_Brief_
Copy out the whole listing exactly as written, leaving the pictures behind.

* Start Source data *

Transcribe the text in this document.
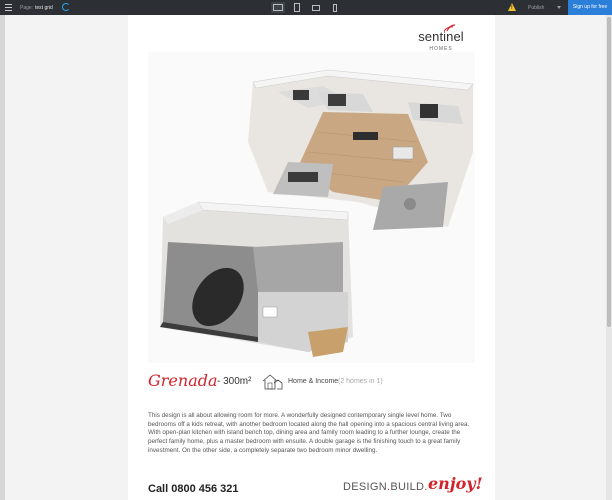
Page: test grid	!	Publish	Sign up for free
sentinel
HOMES
Grenada - 300m²	Home & Income (2 homes in 1)

This design is all about allowing room for more. A wonderfully designed contemporary single level home. Two bedrooms off a kids retreat, with another bedroom located along the hall opening into a spacious central living area. With open-plan kitchen with island bench top, dining area and family room leading to a further lounge, create the perfect family home, plus a master bedroom with ensuite. A double garage is the finishing touch to a great family investment. On the other side, a completely separate two bedroom minor dwelling.

Call 0800 456 321	DESIGN.BUILD. enjoy!
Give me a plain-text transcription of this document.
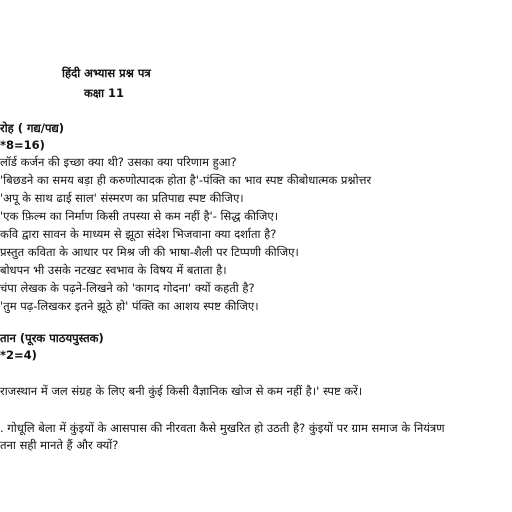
हिंदी अभ्यास प्रश्न पत्र
कक्षा 11
रोह ( गद्य/पद्य)
*8=16)
लॉर्ड कर्जन की इच्छा क्या थी? उसका क्या परिणाम हुआ?
'बिछडने का समय बड़ा ही करुणोत्पादक होता है'-पंक्ति का भाव स्पष्ट कीबोधात्मक प्रश्नोत्तर
'अपू के साथ ढाई साल' संस्मरण का प्रतिपाद्य स्पष्ट कीजिए।
'एक फ़िल्म का निर्माण किसी तपस्या से कम नहीं है'- सिद्ध कीजिए।
कवि द्वारा सावन के माध्यम से झूठा संदेश भिजवाना क्या दर्शाता है?
प्रस्तुत कविता के आधार पर मिश्र जी की भाषा-शैली पर टिप्पणी कीजिए।
बोधपन भी उसके नटखट स्वभाव के विषय में बताता है।
चंपा लेखक के पढ़ने-लिखने को 'कागद गोदना' क्यों कहती है?
'तुम पढ़-लिखकर इतने झूठे हो' पंक्ति का आशय स्पष्ट कीजिए।
तान (पूरक पाठयपुस्तक)
*2=4)
राजस्थान में जल संग्रह के लिए बनी कुंई किसी वैज्ञानिक खोज से कम नहीं है।' स्पष्ट करें।
. गोधूलि बेला में कुंइयों के आसपास की नीरवता कैसे मुखरित हो उठती है? कुंइयों पर ग्राम समाज के नियंत्रण
तना सही मानते हैं और क्यों?
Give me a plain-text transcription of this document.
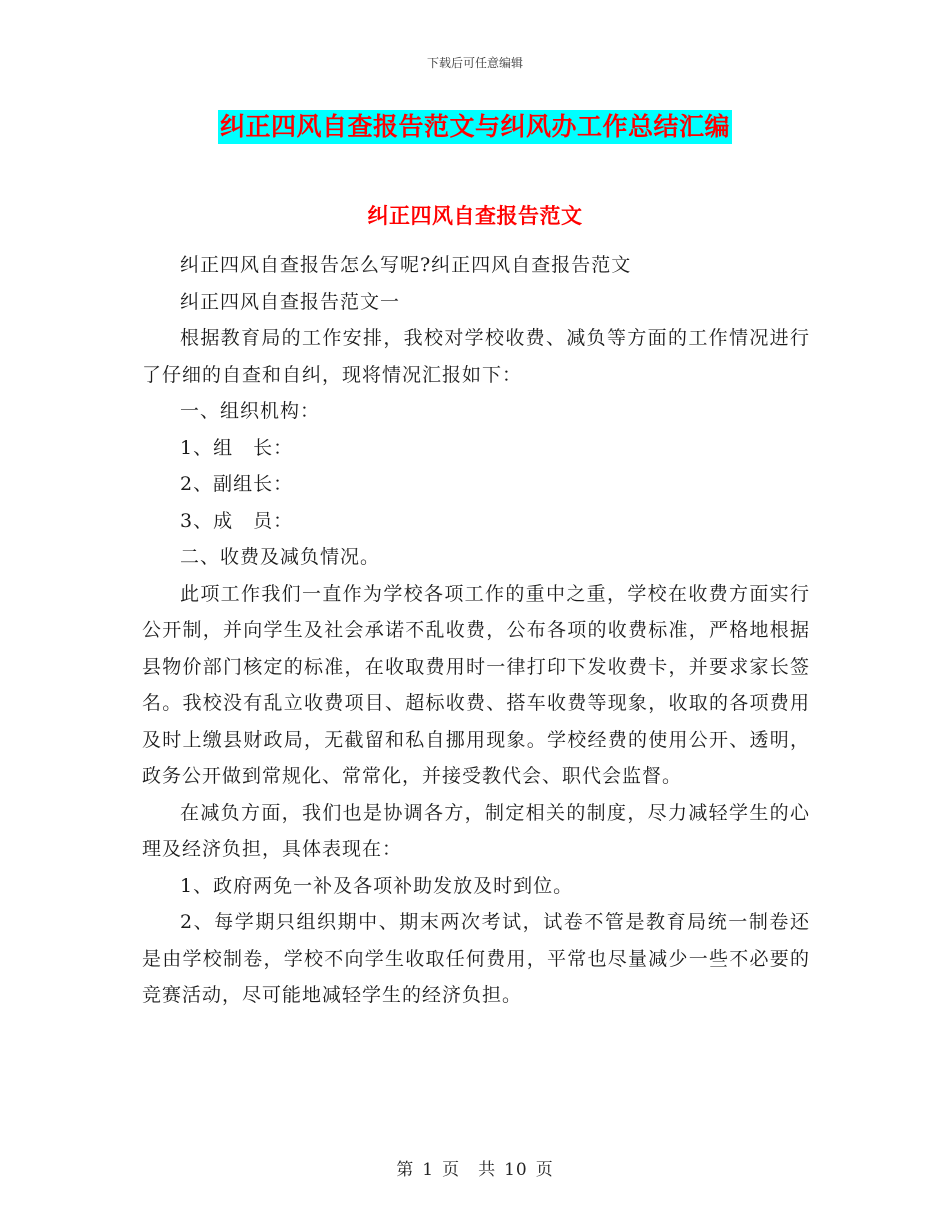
下载后可任意编辑
纠正四风自查报告范文与纠风办工作总结汇编
纠正四风自查报告范文

纠正四风自查报告怎么写呢?纠正四风自查报告范文

纠正四风自查报告范文一

根据教育局的工作安排，我校对学校收费、减负等方面的工作情况进行了仔细的自查和自纠，现将情况汇报如下：

一、组织机构：

1、组　长：

2、副组长：

3、成　员：

二、收费及减负情况。

此项工作我们一直作为学校各项工作的重中之重，学校在收费方面实行公开制，并向学生及社会承诺不乱收费，公布各项的收费标准，严格地根据县物价部门核定的标准，在收取费用时一律打印下发收费卡，并要求家长签名。我校没有乱立收费项目、超标收费、搭车收费等现象，收取的各项费用及时上缴县财政局，无截留和私自挪用现象。学校经费的使用公开、透明，政务公开做到常规化、常常化，并接受教代会、职代会监督。

在减负方面，我们也是协调各方，制定相关的制度，尽力减轻学生的心理及经济负担，具体表现在：

1、政府两免一补及各项补助发放及时到位。

2、每学期只组织期中、期末两次考试，试卷不管是教育局统一制卷还是由学校制卷，学校不向学生收取任何费用，平常也尽量减少一些不必要的竞赛活动，尽可能地减轻学生的经济负担。

第 1 页　共 10 页
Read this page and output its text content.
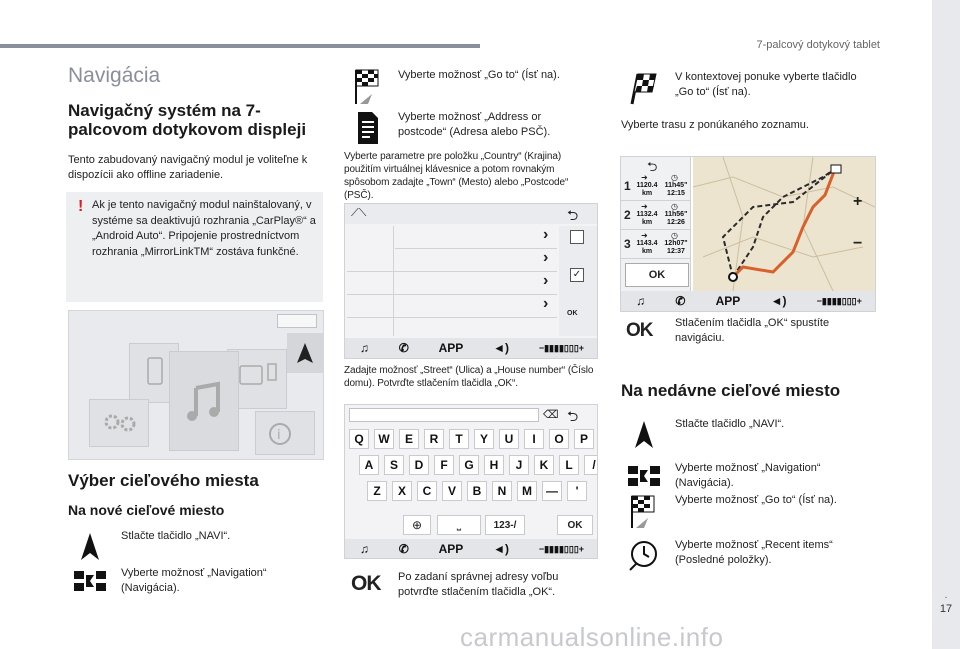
7-palcový dotykový tablet
.
17
Navigácia
Navigačný systém na 7-palcovom dotykovom displeji
Tento zabudovaný navigačný modul je voliteľne k dispozícii ako offline zariadenie.
! Ak je tento navigačný modul nainštalovaný, v systéme sa deaktivujú rozhrania „CarPlay®“ a „Android Auto“. Pripojenie prostredníctvom rozhrania „MirrorLinkTM“ zostáva funkčné.
i
Výber cieľového miesta
Na nové cieľové miesto
Stlačte tlačidlo „NAVI“.
Vyberte možnosť „Navigation“ (Navigácia).
Vyberte možnosť „Go to“ (Ísť na).
Vyberte možnosť „Address or postcode“ (Adresa alebo PSČ).
Vyberte parametre pre položku „Country“ (Krajina) použitím virtuálnej klávesnice a potom rovnakým spôsobom zadajte „Town“ (Mesto) alebo „Postcode“ (PSČ).
⟋⟍	⮌
›
›
›
›
✓
OK
♫ ✆ APP ◄)	−▮▮▮▮▯▯▯+
Zadajte možnosť „Street“ (Ulica) a „House number“ (Číslo domu). Potvrďte stlačením tlačidla „OK“.
⌫ ⮌
Q	W	E	R	T	Y	U	I	O	P
A	S	D	F	G	H	J	K	L	/
Z	X	C	V	B	N	M	—	'
⊕	⎵	123-/	OK
♫ ✆ APP ◄)	−▮▮▮▮▯▯▯+
OK Po zadaní správnej adresy voľbu potvrďte stlačením tlačidla „OK“.
V kontextovej ponuke vyberte tlačidlo „Go to“ (Ísť na).
Vyberte trasu z ponúkaného zoznamu.
⮌
1
➜	◷
1120.4 km
11h45" 12:15
2
➜	◷
1132.4 km
11h56" 12:26
3
➜	◷
1143.4 km
12h07" 12:37
OK
+
−
♫	✆	APP	◄)	−▮▮▮▮▯▯▯+
OK Stlačením tlačidla „OK“ spustíte navigáciu.
Na nedávne cieľové miesto
Stlačte tlačidlo „NAVI“.
Vyberte možnosť „Navigation“ (Navigácia).
Vyberte možnosť „Go to“ (Ísť na).
Vyberte možnosť „Recent items“ (Posledné položky).
carmanualsonline.info
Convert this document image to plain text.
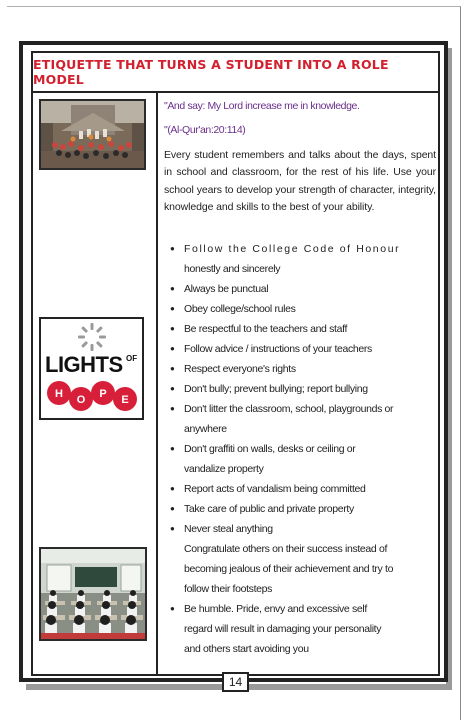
ETIQUETTE THAT TURNS A STUDENT INTO A ROLE MODEL
LIGHTS OF
H O P E
"And say: My Lord increase me in knowledge.
"(Al-Qur'an:20:114)
Every student remembers and talks about the days, spent in school and classroom, for the rest of his life. Use your school years to develop your strength of character, integrity, knowledge and skills to the best of your ability.
● Follow the College Code of Honour
honestly and sincerely
● Always be punctual
● Obey college/school rules
● Be respectful to the teachers and staff
● Follow advice / instructions of your teachers
● Respect everyone's rights
● Don't bully; prevent bullying; report bullying
● Don't litter the classroom, school, playgrounds or
anywhere
● Don't graffiti on walls, desks or ceiling or
vandalize property
● Report acts of vandalism being committed
● Take care of public and private property
● Never steal anything
Congratulate others on their success instead of
becoming jealous of their achievement and try to
follow their footsteps
● Be humble. Pride, envy and excessive self
regard will result in damaging your personality
and others start avoiding you
14
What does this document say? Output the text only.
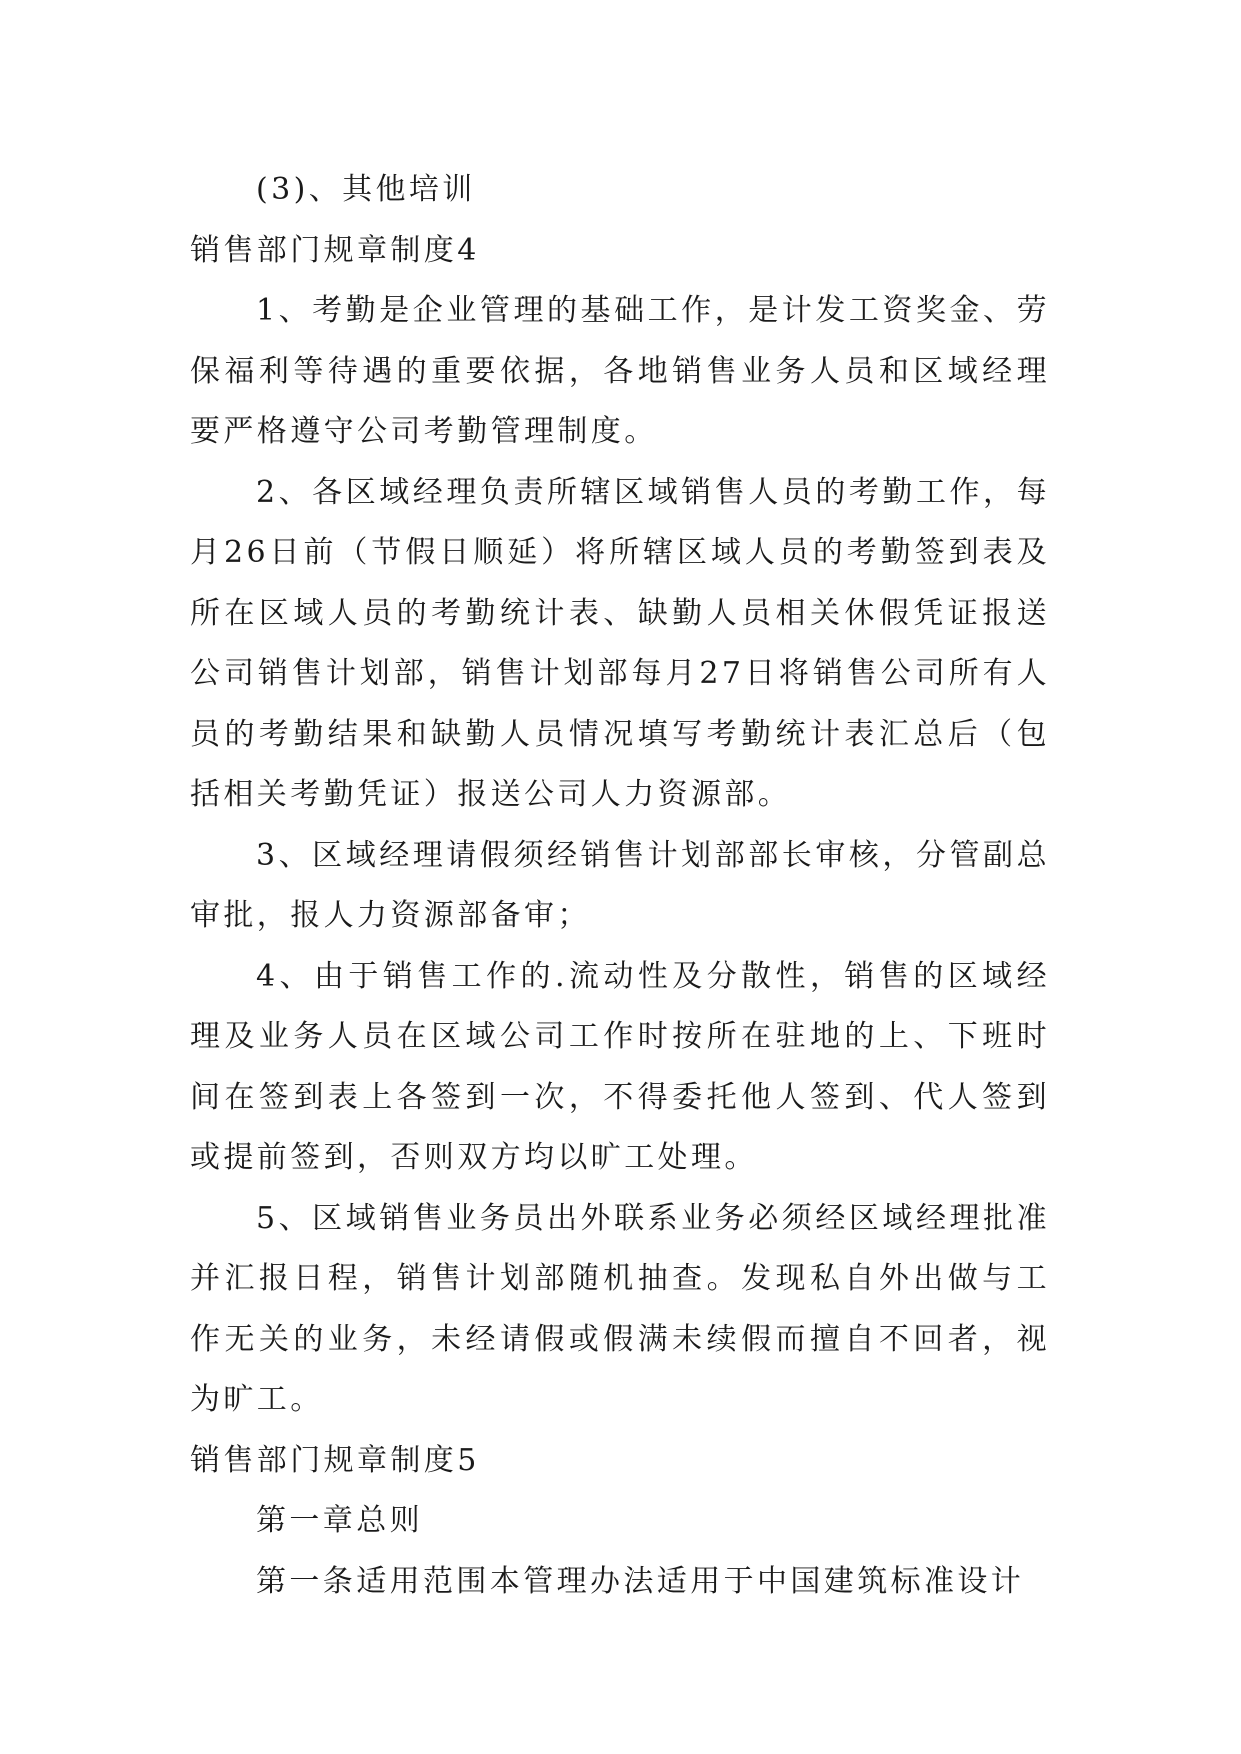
(3)、其他培训

销售部门规章制度4

1、考勤是企业管理的基础工作，是计发工资奖金、劳保福利等待遇的重要依据，各地销售业务人员和区域经理要严格遵守公司考勤管理制度。

2、各区域经理负责所辖区域销售人员的考勤工作，每月26日前（节假日顺延）将所辖区域人员的考勤签到表及所在区域人员的考勤统计表、缺勤人员相关休假凭证报送公司销售计划部，销售计划部每月27日将销售公司所有人员的考勤结果和缺勤人员情况填写考勤统计表汇总后（包括相关考勤凭证）报送公司人力资源部。

3、区域经理请假须经销售计划部部长审核，分管副总审批，报人力资源部备审；

4、由于销售工作的.流动性及分散性，销售的区域经理及业务人员在区域公司工作时按所在驻地的上、下班时间在签到表上各签到一次，不得委托他人签到、代人签到或提前签到，否则双方均以旷工处理。

5、区域销售业务员出外联系业务必须经区域经理批准并汇报日程，销售计划部随机抽查。发现私自外出做与工作无关的业务，未经请假或假满未续假而擅自不回者，视为旷工。

销售部门规章制度5

第一章总则

第一条适用范围本管理办法适用于中国建筑标准设计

* End Source data *

_Reply_
Transcribe the text in this document.
Page: test grid	!	Publish	Sign up for free
sentinel
HOMES
Grenada - 300m²	Home & Income (2 homes in 1)

This design is all about allowing room for more. A wonderfully designed contemporary single level home. Two bedrooms off a kids retreat, with another bedroom located along the hall opening into a spacious central living area. With open-plan kitchen with island bench top, dining area and family room leading to a further lounge, create the perfect family home, plus a master bedroom with ensuite. A double garage is the finishing touch to a great family investment. On the other side, a completely separate two bedroom minor dwelling.

Call 0800 456 321	DESIGN.BUILD. enjoy!
Give me a plain-text transcription of this document.
हिंदी अभ्यास प्रश्न पत्र
कक्षा 11
रोह ( गद्य/पद्य)
*8=16)
लॉर्ड कर्जन की इच्छा क्या थी? उसका क्या परिणाम हुआ?
'बिछडने का समय बड़ा ही करुणोत्पादक होता है'-पंक्ति का भाव स्पष्ट कीबोधात्मक प्रश्नोत्तर
'अपू के साथ ढाई साल' संस्मरण का प्रतिपाद्य स्पष्ट कीजिए।
'एक फ़िल्म का निर्माण किसी तपस्या से कम नहीं है'- सिद्ध कीजिए।
कवि द्वारा सावन के माध्यम से झूठा संदेश भिजवाना क्या दर्शाता है?
प्रस्तुत कविता के आधार पर मिश्र जी की भाषा-शैली पर टिप्पणी कीजिए।
बोधपन भी उसके नटखट स्वभाव के विषय में बताता है।
चंपा लेखक के पढ़ने-लिखने को 'कागद गोदना' क्यों कहती है?
'तुम पढ़-लिखकर इतने झूठे हो' पंक्ति का आशय स्पष्ट कीजिए।
तान (पूरक पाठयपुस्तक)
*2=4)
राजस्थान में जल संग्रह के लिए बनी कुंई किसी वैज्ञानिक खोज से कम नहीं है।' स्पष्ट करें।
. गोधूलि बेला में कुंइयों के आसपास की नीरवता कैसे मुखरित हो उठती है? कुंइयों पर ग्राम समाज के नियंत्रण
तना सही मानते हैं और क्यों?
Give me a plain-text transcription of this document.
下载后可任意编辑
纠正四风自查报告范文与纠风办工作总结汇编
纠正四风自查报告范文

纠正四风自查报告怎么写呢?纠正四风自查报告范文

纠正四风自查报告范文一

根据教育局的工作安排，我校对学校收费、减负等方面的工作情况进行了仔细的自查和自纠，现将情况汇报如下：

一、组织机构：

1、组　长：

2、副组长：

3、成　员：

二、收费及减负情况。

此项工作我们一直作为学校各项工作的重中之重，学校在收费方面实行公开制，并向学生及社会承诺不乱收费，公布各项的收费标准，严格地根据县物价部门核定的标准，在收取费用时一律打印下发收费卡，并要求家长签名。我校没有乱立收费项目、超标收费、搭车收费等现象，收取的各项费用及时上缴县财政局，无截留和私自挪用现象。学校经费的使用公开、透明，政务公开做到常规化、常常化，并接受教代会、职代会监督。

在减负方面，我们也是协调各方，制定相关的制度，尽力减轻学生的心理及经济负担，具体表现在：

1、政府两免一补及各项补助发放及时到位。

2、每学期只组织期中、期末两次考试，试卷不管是教育局统一制卷还是由学校制卷，学校不向学生收取任何费用，平常也尽量减少一些不必要的竞赛活动，尽可能地减轻学生的经济负担。

第 1 页　共 10 页
Read this page and output its text content.
7-palcový dotykový tablet
.
17
Navigácia
Navigačný systém na 7-palcovom dotykovom displeji
Tento zabudovaný navigačný modul je voliteľne k dispozícii ako offline zariadenie.
! Ak je tento navigačný modul nainštalovaný, v systéme sa deaktivujú rozhrania „CarPlay®“ a „Android Auto“. Pripojenie prostredníctvom rozhrania „MirrorLinkTM“ zostáva funkčné.
i
Výber cieľového miesta
Na nové cieľové miesto
Stlačte tlačidlo „NAVI“.
Vyberte možnosť „Navigation“ (Navigácia).
Vyberte možnosť „Go to“ (Ísť na).
Vyberte možnosť „Address or postcode“ (Adresa alebo PSČ).
Vyberte parametre pre položku „Country“ (Krajina) použitím virtuálnej klávesnice a potom rovnakým spôsobom zadajte „Town“ (Mesto) alebo „Postcode“ (PSČ).
⟋⟍	⮌
›
›
›
›
✓
OK
♫ ✆ APP ◄)	−▮▮▮▮▯▯▯+
Zadajte možnosť „Street“ (Ulica) a „House number“ (Číslo domu). Potvrďte stlačením tlačidla „OK“.
⌫ ⮌
Q	W	E	R	T	Y	U	I	O	P
A	S	D	F	G	H	J	K	L	/
Z	X	C	V	B	N	M	—	'
⊕	⎵	123-/	OK
♫ ✆ APP ◄)	−▮▮▮▮▯▯▯+
OK Po zadaní správnej adresy voľbu potvrďte stlačením tlačidla „OK“.
V kontextovej ponuke vyberte tlačidlo „Go to“ (Ísť na).
Vyberte trasu z ponúkaného zoznamu.
⮌
1
➜	◷
1120.4 km
11h45" 12:15
2
➜	◷
1132.4 km
11h56" 12:26
3
➜	◷
1143.4 km
12h07" 12:37
OK
+
−
♫	✆	APP	◄)	−▮▮▮▮▯▯▯+
OK Stlačením tlačidla „OK“ spustíte navigáciu.
Na nedávne cieľové miesto
Stlačte tlačidlo „NAVI“.
Vyberte možnosť „Navigation“ (Navigácia).
Vyberte možnosť „Go to“ (Ísť na).
Vyberte možnosť „Recent items“ (Posledné položky).
carmanualsonline.info
Convert this document image to plain text.
ETIQUETTE THAT TURNS A STUDENT INTO A ROLE MODEL
LIGHTS OF
H O P E
"And say: My Lord increase me in knowledge.
"(Al-Qur'an:20:114)
Every student remembers and talks about the days, spent in school and classroom, for the rest of his life. Use your school years to develop your strength of character, integrity, knowledge and skills to the best of your ability.
● Follow the College Code of Honour
honestly and sincerely
● Always be punctual
● Obey college/school rules
● Be respectful to the teachers and staff
● Follow advice / instructions of your teachers
● Respect everyone's rights
● Don't bully; prevent bullying; report bullying
● Don't litter the classroom, school, playgrounds or
anywhere
● Don't graffiti on walls, desks or ceiling or
vandalize property
● Report acts of vandalism being committed
● Take care of public and private property
● Never steal anything
Congratulate others on their success instead of
becoming jealous of their achievement and try to
follow their footsteps
● Be humble. Pride, envy and excessive self
regard will result in damaging your personality
and others start avoiding you
14
What does this document say? Output the text only.
(3)、其他培训

销售部门规章制度4

1、考勤是企业管理的基础工作，是计发工资奖金、劳保福利等待遇的重要依据，各地销售业务人员和区域经理要严格遵守公司考勤管理制度。

2、各区域经理负责所辖区域销售人员的考勤工作，每月26日前（节假日顺延）将所辖区域人员的考勤签到表及所在区域人员的考勤统计表、缺勤人员相关休假凭证报送公司销售计划部，销售计划部每月27日将销售公司所有人员的考勤结果和缺勤人员情况填写考勤统计表汇总后（包括相关考勤凭证）报送公司人力资源部。

3、区域经理请假须经销售计划部部长审核，分管副总审批，报人力资源部备审；

4、由于销售工作的.流动性及分散性，销售的区域经理及业务人员在区域公司工作时按所在驻地的上、下班时间在签到表上各签到一次，不得委托他人签到、代人签到或提前签到，否则双方均以旷工处理。

5、区域销售业务员出外联系业务必须经区域经理批准并汇报日程，销售计划部随机抽查。发现私自外出做与工作无关的业务，未经请假或假满未续假而擅自不回者，视为旷工。

销售部门规章制度5

第一章总则

第一条适用范围本管理办法适用于中国建筑标准设计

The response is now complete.